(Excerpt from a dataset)
● ● ● ● ● ● ●

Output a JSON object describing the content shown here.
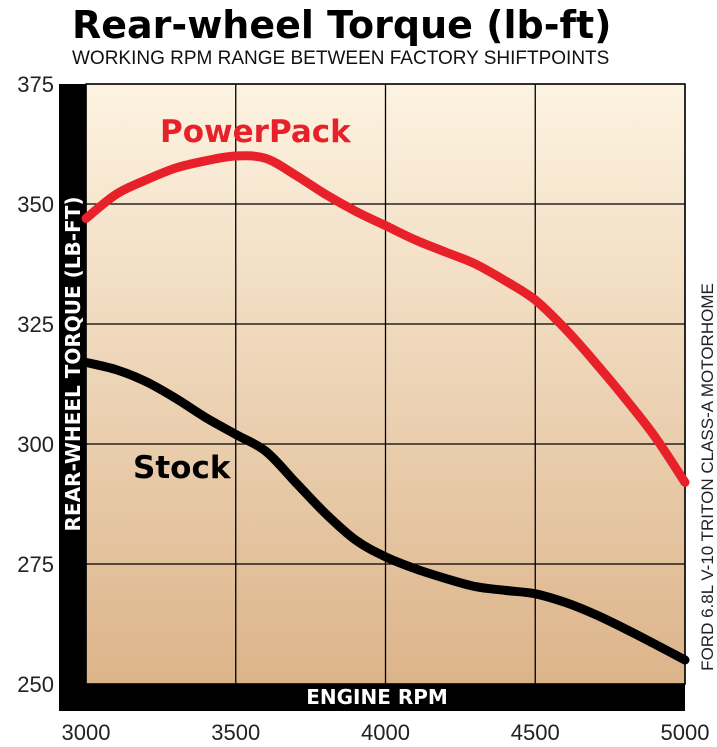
{
  "chart_data": {
    "type": "line",
    "title": "Rear-wheel Torque (lb-ft)",
    "subtitle": "WORKING RPM RANGE BETWEEN FACTORY SHIFTPOINTS",
    "xlabel": "ENGINE RPM",
    "ylabel": "REAR-WHEEL TORQUE (LB-FT)",
    "side_note": "FORD 6.8L V-10 TRITON CLASS-A MOTORHOME",
    "xlim": [
      3000,
      5000
    ],
    "ylim": [
      250,
      375
    ],
    "x_ticks": [
      "3000",
      "3500",
      "4000",
      "4500",
      "5000"
    ],
    "y_ticks": [
      "250",
      "275",
      "300",
      "325",
      "350",
      "375"
    ],
    "grid": true,
    "series": [
      {
        "name": "PowerPack",
        "color": "#e8202a",
        "points": [
          [
            3000,
            347
          ],
          [
            3100,
            352
          ],
          [
            3200,
            355
          ],
          [
            3300,
            357.5
          ],
          [
            3400,
            359
          ],
          [
            3500,
            360
          ],
          [
            3600,
            359.5
          ],
          [
            3700,
            356
          ],
          [
            3800,
            352
          ],
          [
            3900,
            348.5
          ],
          [
            4000,
            345.5
          ],
          [
            4100,
            342.5
          ],
          [
            4200,
            340
          ],
          [
            4300,
            337.5
          ],
          [
            4400,
            334
          ],
          [
            4500,
            330
          ],
          [
            4600,
            324
          ],
          [
            4700,
            317
          ],
          [
            4800,
            309.5
          ],
          [
            4900,
            301.5
          ],
          [
            5000,
            292
          ]
        ]
      },
      {
        "name": "Stock",
        "color": "#000000",
        "points": [
          [
            3000,
            317
          ],
          [
            3100,
            315.5
          ],
          [
            3200,
            313
          ],
          [
            3300,
            309.5
          ],
          [
            3400,
            305.5
          ],
          [
            3500,
            302
          ],
          [
            3600,
            298.5
          ],
          [
            3700,
            292
          ],
          [
            3800,
            285.5
          ],
          [
            3900,
            280
          ],
          [
            4000,
            276.5
          ],
          [
            4100,
            274
          ],
          [
            4200,
            272
          ],
          [
            4300,
            270.3
          ],
          [
            4400,
            269.5
          ],
          [
            4500,
            268.8
          ],
          [
            4600,
            267
          ],
          [
            4700,
            264.5
          ],
          [
            4800,
            261.5
          ],
          [
            4900,
            258.3
          ],
          [
            5000,
            255
          ]
        ]
      }
    ]
  }
}
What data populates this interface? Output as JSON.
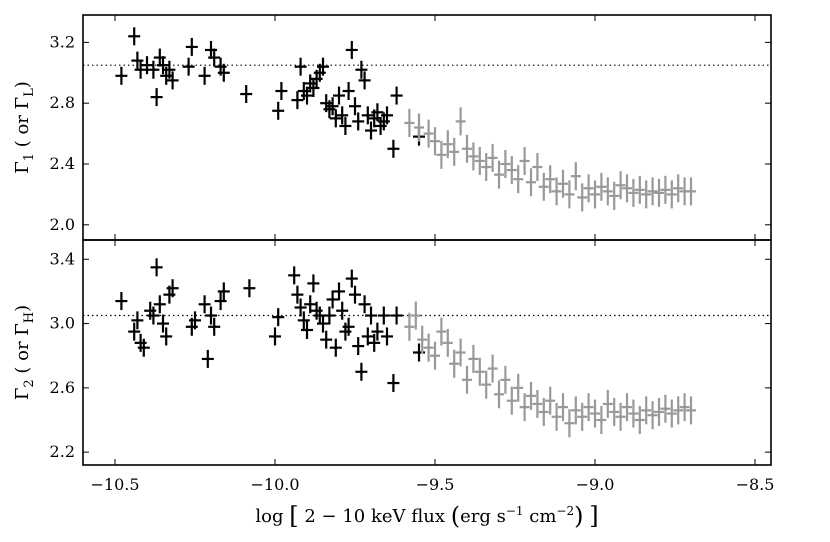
{
  "chart_data": {
    "type": "scatter",
    "x_axis": {
      "label_parts": [
        "log",
        "[",
        "2 − 10 keV flux",
        "(",
        "erg s",
        "−1",
        " cm",
        "−2",
        ")",
        "]"
      ],
      "xlim": [
        -10.6,
        -8.45
      ],
      "ticks": [
        -10.5,
        -10.0,
        -9.5,
        -9.0,
        -8.5
      ],
      "tick_labels": [
        "−10.5",
        "−10.0",
        "−9.5",
        "−9.0",
        "−8.5"
      ]
    },
    "panels": [
      {
        "ylabel_parts": [
          "Γ",
          "1",
          " ( or Γ",
          "L",
          ")"
        ],
        "ylim": [
          1.9,
          3.38
        ],
        "yticks": [
          2.0,
          2.4,
          2.8,
          3.2
        ],
        "ytick_labels": [
          "2.0",
          "2.4",
          "2.8",
          "3.2"
        ],
        "reference_y": 3.05,
        "series": [
          {
            "color": "#000000",
            "points": [
              [
                -10.48,
                2.98
              ],
              [
                -10.44,
                3.24
              ],
              [
                -10.43,
                3.08
              ],
              [
                -10.42,
                3.02
              ],
              [
                -10.4,
                3.05
              ],
              [
                -10.38,
                3.02
              ],
              [
                -10.37,
                2.84
              ],
              [
                -10.36,
                3.1
              ],
              [
                -10.35,
                3.05
              ],
              [
                -10.34,
                2.98
              ],
              [
                -10.33,
                3.02
              ],
              [
                -10.32,
                2.95
              ],
              [
                -10.27,
                3.04
              ],
              [
                -10.26,
                3.17
              ],
              [
                -10.22,
                2.98
              ],
              [
                -10.2,
                3.15
              ],
              [
                -10.19,
                3.1
              ],
              [
                -10.17,
                3.04
              ],
              [
                -10.16,
                3.0
              ],
              [
                -10.09,
                2.86
              ],
              [
                -9.99,
                2.75
              ],
              [
                -9.98,
                2.88
              ],
              [
                -9.93,
                2.82
              ],
              [
                -9.92,
                3.04
              ],
              [
                -9.91,
                2.88
              ],
              [
                -9.9,
                2.85
              ],
              [
                -9.89,
                2.93
              ],
              [
                -9.88,
                2.9
              ],
              [
                -9.87,
                2.96
              ],
              [
                -9.86,
                3.0
              ],
              [
                -9.85,
                3.04
              ],
              [
                -9.84,
                2.8
              ],
              [
                -9.83,
                2.76
              ],
              [
                -9.82,
                2.78
              ],
              [
                -9.81,
                2.7
              ],
              [
                -9.8,
                2.85
              ],
              [
                -9.79,
                2.72
              ],
              [
                -9.78,
                2.65
              ],
              [
                -9.77,
                2.88
              ],
              [
                -9.76,
                3.15
              ],
              [
                -9.75,
                2.78
              ],
              [
                -9.74,
                2.68
              ],
              [
                -9.73,
                3.02
              ],
              [
                -9.72,
                2.95
              ],
              [
                -9.71,
                2.72
              ],
              [
                -9.7,
                2.62
              ],
              [
                -9.69,
                2.7
              ],
              [
                -9.68,
                2.74
              ],
              [
                -9.67,
                2.65
              ],
              [
                -9.66,
                2.68
              ],
              [
                -9.65,
                2.72
              ],
              [
                -9.63,
                2.5
              ],
              [
                -9.62,
                2.85
              ],
              [
                -9.55,
                2.58
              ]
            ]
          },
          {
            "color": "#999999",
            "points": [
              [
                -9.58,
                2.67
              ],
              [
                -9.55,
                2.64
              ],
              [
                -9.52,
                2.6
              ],
              [
                -9.5,
                2.55
              ],
              [
                -9.48,
                2.46
              ],
              [
                -9.46,
                2.53
              ],
              [
                -9.44,
                2.48
              ],
              [
                -9.42,
                2.68
              ],
              [
                -9.4,
                2.5
              ],
              [
                -9.38,
                2.45
              ],
              [
                -9.36,
                2.42
              ],
              [
                -9.34,
                2.38
              ],
              [
                -9.32,
                2.44
              ],
              [
                -9.3,
                2.33
              ],
              [
                -9.28,
                2.4
              ],
              [
                -9.26,
                2.36
              ],
              [
                -9.24,
                2.3
              ],
              [
                -9.22,
                2.42
              ],
              [
                -9.2,
                2.28
              ],
              [
                -9.18,
                2.38
              ],
              [
                -9.16,
                2.25
              ],
              [
                -9.14,
                2.3
              ],
              [
                -9.12,
                2.22
              ],
              [
                -9.1,
                2.27
              ],
              [
                -9.08,
                2.2
              ],
              [
                -9.06,
                2.32
              ],
              [
                -9.04,
                2.18
              ],
              [
                -9.02,
                2.24
              ],
              [
                -9.0,
                2.2
              ],
              [
                -8.98,
                2.25
              ],
              [
                -8.96,
                2.22
              ],
              [
                -8.94,
                2.19
              ],
              [
                -8.92,
                2.26
              ],
              [
                -8.9,
                2.24
              ],
              [
                -8.88,
                2.21
              ],
              [
                -8.86,
                2.23
              ],
              [
                -8.84,
                2.2
              ],
              [
                -8.82,
                2.22
              ],
              [
                -8.8,
                2.21
              ],
              [
                -8.78,
                2.23
              ],
              [
                -8.76,
                2.2
              ],
              [
                -8.74,
                2.24
              ],
              [
                -8.72,
                2.22
              ],
              [
                -8.7,
                2.22
              ]
            ]
          }
        ]
      },
      {
        "ylabel_parts": [
          "Γ",
          "2",
          " ( or Γ",
          "H",
          ")"
        ],
        "ylim": [
          2.12,
          3.52
        ],
        "yticks": [
          2.2,
          2.6,
          3.0,
          3.4
        ],
        "ytick_labels": [
          "2.2",
          "2.6",
          "3.0",
          "3.4"
        ],
        "reference_y": 3.05,
        "series": [
          {
            "color": "#000000",
            "points": [
              [
                -10.48,
                3.14
              ],
              [
                -10.44,
                2.95
              ],
              [
                -10.43,
                3.02
              ],
              [
                -10.42,
                2.88
              ],
              [
                -10.41,
                2.85
              ],
              [
                -10.39,
                3.08
              ],
              [
                -10.38,
                3.05
              ],
              [
                -10.37,
                3.35
              ],
              [
                -10.36,
                3.12
              ],
              [
                -10.35,
                3.0
              ],
              [
                -10.34,
                2.92
              ],
              [
                -10.33,
                3.18
              ],
              [
                -10.32,
                3.22
              ],
              [
                -10.26,
                2.98
              ],
              [
                -10.25,
                3.02
              ],
              [
                -10.22,
                3.12
              ],
              [
                -10.21,
                2.78
              ],
              [
                -10.2,
                3.05
              ],
              [
                -10.19,
                2.98
              ],
              [
                -10.17,
                3.14
              ],
              [
                -10.16,
                3.2
              ],
              [
                -10.08,
                3.22
              ],
              [
                -10.0,
                2.92
              ],
              [
                -9.99,
                3.04
              ],
              [
                -9.94,
                3.3
              ],
              [
                -9.93,
                3.18
              ],
              [
                -9.92,
                3.1
              ],
              [
                -9.91,
                3.02
              ],
              [
                -9.9,
                2.96
              ],
              [
                -9.89,
                3.12
              ],
              [
                -9.88,
                3.25
              ],
              [
                -9.87,
                3.08
              ],
              [
                -9.86,
                3.05
              ],
              [
                -9.85,
                3.0
              ],
              [
                -9.84,
                2.9
              ],
              [
                -9.83,
                3.05
              ],
              [
                -9.82,
                3.15
              ],
              [
                -9.81,
                2.85
              ],
              [
                -9.8,
                3.2
              ],
              [
                -9.79,
                3.08
              ],
              [
                -9.78,
                2.95
              ],
              [
                -9.77,
                2.98
              ],
              [
                -9.76,
                3.28
              ],
              [
                -9.75,
                3.18
              ],
              [
                -9.74,
                2.86
              ],
              [
                -9.73,
                2.7
              ],
              [
                -9.72,
                3.12
              ],
              [
                -9.71,
                2.92
              ],
              [
                -9.7,
                3.05
              ],
              [
                -9.69,
                2.88
              ],
              [
                -9.68,
                2.95
              ],
              [
                -9.66,
                3.05
              ],
              [
                -9.65,
                2.92
              ],
              [
                -9.63,
                2.63
              ],
              [
                -9.62,
                3.05
              ],
              [
                -9.55,
                2.82
              ]
            ]
          },
          {
            "color": "#999999",
            "points": [
              [
                -9.58,
                2.98
              ],
              [
                -9.56,
                3.05
              ],
              [
                -9.54,
                2.9
              ],
              [
                -9.52,
                2.85
              ],
              [
                -9.5,
                2.8
              ],
              [
                -9.48,
                2.95
              ],
              [
                -9.46,
                2.88
              ],
              [
                -9.44,
                2.75
              ],
              [
                -9.42,
                2.82
              ],
              [
                -9.4,
                2.65
              ],
              [
                -9.38,
                2.78
              ],
              [
                -9.36,
                2.7
              ],
              [
                -9.34,
                2.62
              ],
              [
                -9.32,
                2.72
              ],
              [
                -9.3,
                2.56
              ],
              [
                -9.28,
                2.65
              ],
              [
                -9.26,
                2.52
              ],
              [
                -9.24,
                2.6
              ],
              [
                -9.22,
                2.48
              ],
              [
                -9.2,
                2.55
              ],
              [
                -9.18,
                2.5
              ],
              [
                -9.16,
                2.45
              ],
              [
                -9.14,
                2.52
              ],
              [
                -9.12,
                2.42
              ],
              [
                -9.1,
                2.48
              ],
              [
                -9.08,
                2.38
              ],
              [
                -9.06,
                2.46
              ],
              [
                -9.04,
                2.42
              ],
              [
                -9.02,
                2.48
              ],
              [
                -9.0,
                2.44
              ],
              [
                -8.98,
                2.4
              ],
              [
                -8.96,
                2.5
              ],
              [
                -8.94,
                2.45
              ],
              [
                -8.92,
                2.42
              ],
              [
                -8.9,
                2.48
              ],
              [
                -8.88,
                2.44
              ],
              [
                -8.86,
                2.4
              ],
              [
                -8.84,
                2.46
              ],
              [
                -8.82,
                2.43
              ],
              [
                -8.8,
                2.45
              ],
              [
                -8.78,
                2.47
              ],
              [
                -8.76,
                2.44
              ],
              [
                -8.74,
                2.46
              ],
              [
                -8.72,
                2.48
              ],
              [
                -8.7,
                2.46
              ]
            ]
          }
        ]
      }
    ]
  }
}
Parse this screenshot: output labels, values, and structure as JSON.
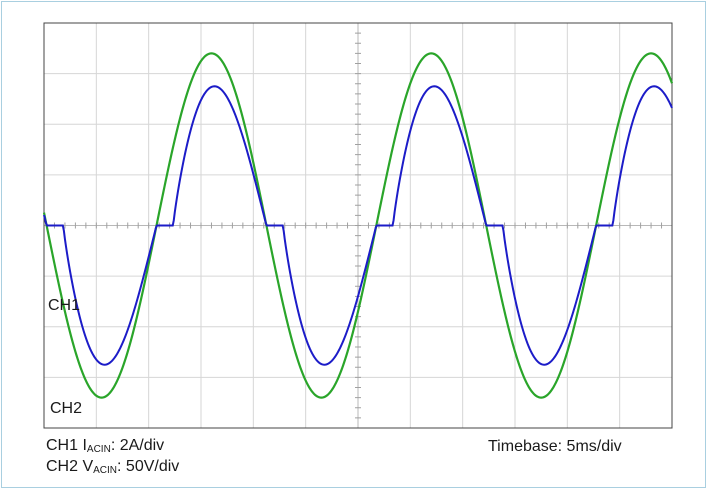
{
  "chart_data": {
    "type": "line",
    "title": "",
    "xlabel": "",
    "ylabel": "",
    "grid": true,
    "x_divisions": 12,
    "y_divisions": 8,
    "x_units": "div",
    "y_units": "div",
    "xlim": [
      0,
      12
    ],
    "ylim": [
      -4,
      4
    ],
    "series": [
      {
        "name": "CH1",
        "color": "#1c1cc8",
        "waveform": "sinusoidal with flat zero-crossing dead zones",
        "period_div": 4.2,
        "amplitude_div": 2.75,
        "dead_zone_div": 0.32
      },
      {
        "name": "CH2",
        "color": "#2aa52a",
        "waveform": "sinusoidal",
        "period_div": 4.2,
        "amplitude_div": 3.4
      }
    ]
  },
  "labels": {
    "ch1_trace": "CH1",
    "ch2_trace": "CH2"
  },
  "captions": {
    "ch1_prefix": "CH1 I",
    "ch1_sub": "ACIN",
    "ch1_scale": ": 2A/div",
    "ch2_prefix": "CH2 V",
    "ch2_sub": "ACIN",
    "ch2_scale": ": 50V/div",
    "timebase": "Timebase: 5ms/div"
  }
}
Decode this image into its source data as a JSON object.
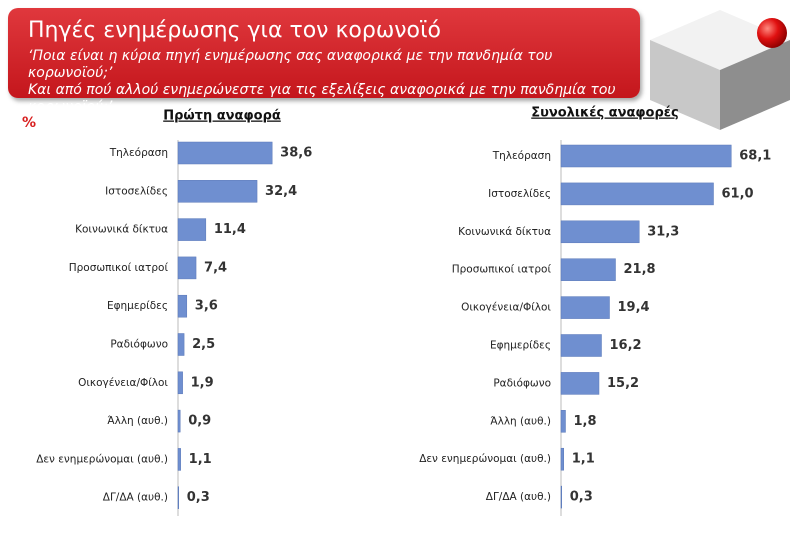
{
  "header": {
    "title": "Πηγές ενημέρωσης για τον κορωνοϊό",
    "subtitle": [
      "‘Ποια είναι η κύρια πηγή ενημέρωσης σας αναφορικά με την πανδημία του κορωνοϊού;’",
      "Και από πού αλλού ενημερώνεστε για τις εξελίξεις αναφορικά με την πανδημία του κορωνοϊού;’"
    ]
  },
  "unit": "%",
  "chart_data": [
    {
      "type": "bar",
      "orientation": "horizontal",
      "title": "Πρώτη αναφορά",
      "categories": [
        "Τηλεόραση",
        "Ιστοσελίδες",
        "Κοινωνικά δίκτυα",
        "Προσωπικοί ιατροί",
        "Εφημερίδες",
        "Ραδιόφωνο",
        "Οικογένεια/Φίλοι",
        "Άλλη (αυθ.)",
        "Δεν ενημερώνομαι (αυθ.)",
        "ΔΓ/ΔΑ (αυθ.)"
      ],
      "values": [
        38.6,
        32.4,
        11.4,
        7.4,
        3.6,
        2.5,
        1.9,
        0.9,
        1.1,
        0.3
      ],
      "value_labels": [
        "38,6",
        "32,4",
        "11,4",
        "7,4",
        "3,6",
        "2,5",
        "1,9",
        "0,9",
        "1,1",
        "0,3"
      ],
      "color": "#6f8fd0",
      "xlim": [
        0,
        100
      ]
    },
    {
      "type": "bar",
      "orientation": "horizontal",
      "title": "Συνολικές αναφορές",
      "categories": [
        "Τηλεόραση",
        "Ιστοσελίδες",
        "Κοινωνικά δίκτυα",
        "Προσωπικοί ιατροί",
        "Οικογένεια/Φίλοι",
        "Εφημερίδες",
        "Ραδιόφωνο",
        "Άλλη (αυθ.)",
        "Δεν ενημερώνομαι (αυθ.)",
        "ΔΓ/ΔΑ (αυθ.)"
      ],
      "values": [
        68.1,
        61.0,
        31.3,
        21.8,
        19.4,
        16.2,
        15.2,
        1.8,
        1.1,
        0.3
      ],
      "value_labels": [
        "68,1",
        "61,0",
        "31,3",
        "21,8",
        "19,4",
        "16,2",
        "15,2",
        "1,8",
        "1,1",
        "0,3"
      ],
      "color": "#6f8fd0",
      "xlim": [
        0,
        100
      ]
    }
  ]
}
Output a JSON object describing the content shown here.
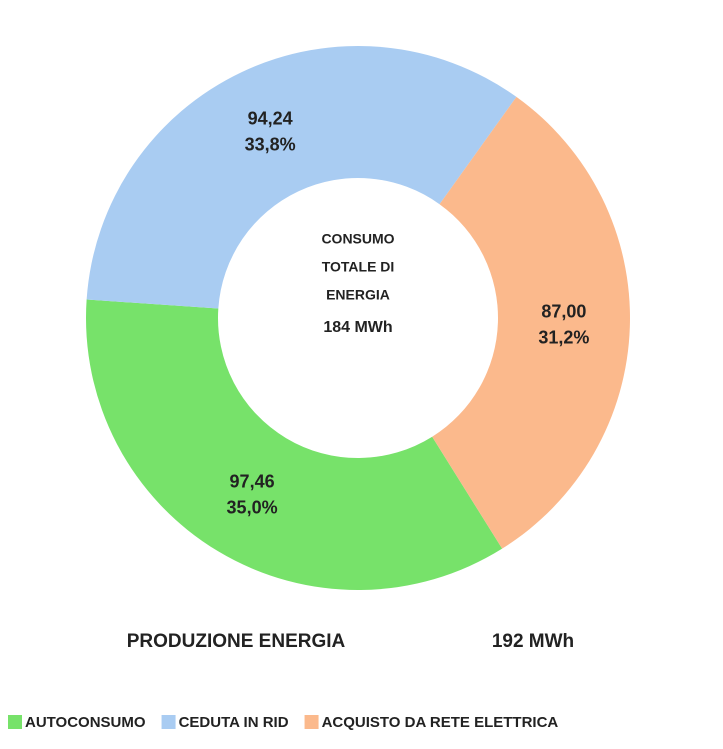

● ● ● ● ● ● ●

**Task requirements**.
Respond with the number of lines containing "name" and no additional words.

**Finished task**.
4